Return all of the data exactly, with nothing left out but the pictures.

....................

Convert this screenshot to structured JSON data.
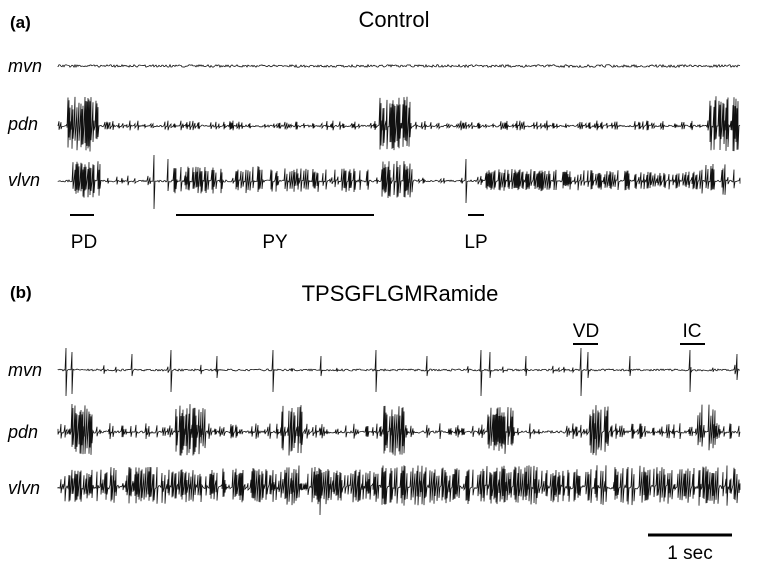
{
  "panels": [
    {
      "label": "(a)",
      "condition": "Control",
      "channels": [
        "mvn",
        "pdn",
        "vlvn"
      ],
      "unit_labels": [
        "PD",
        "PY",
        "LP"
      ]
    },
    {
      "label": "(b)",
      "condition": "TPSGFLGMRamide",
      "channels": [
        "mvn",
        "pdn",
        "vlvn"
      ],
      "unit_labels": [
        "VD",
        "IC"
      ]
    }
  ],
  "scale_bar": {
    "label": "1 sec",
    "duration_sec": 1
  }
}
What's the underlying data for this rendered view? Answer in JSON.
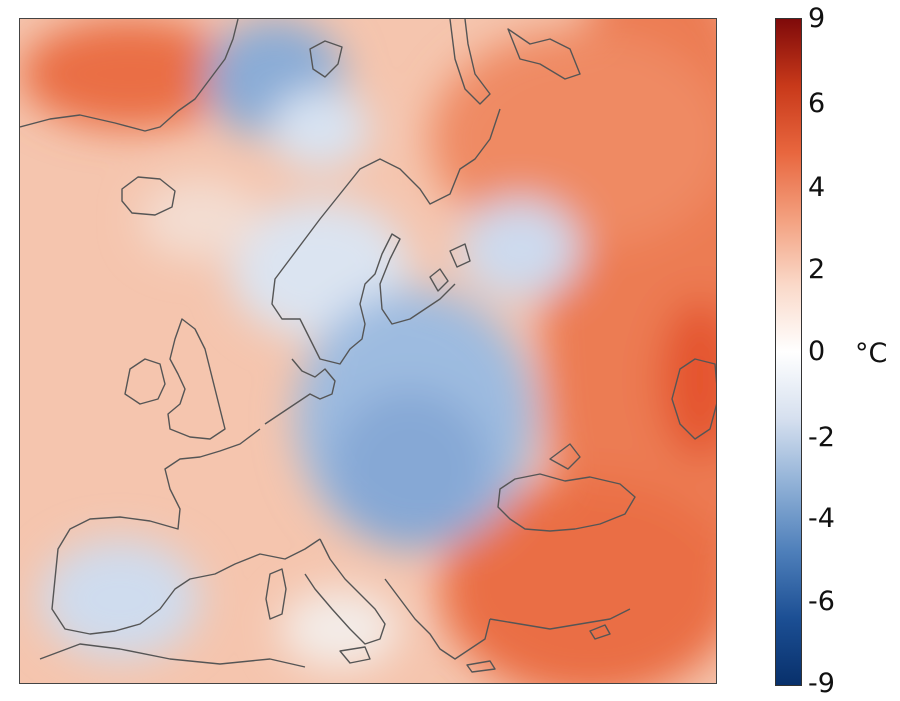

....................

» **Solution**:
Convert this screenshot to structured JSON data.
{
  "panels": [
    {
      "label": "(a)",
      "condition": "Control",
      "channels": [
        "mvn",
        "pdn",
        "vlvn"
      ],
      "unit_labels": [
        "PD",
        "PY",
        "LP"
      ]
    },
    {
      "label": "(b)",
      "condition": "TPSGFLGMRamide",
      "channels": [
        "mvn",
        "pdn",
        "vlvn"
      ],
      "unit_labels": [
        "VD",
        "IC"
      ]
    }
  ],
  "scale_bar": {
    "label": "1 sec",
    "duration_sec": 1
  }
}
What's the underlying data for this rendered view? Answer in JSON.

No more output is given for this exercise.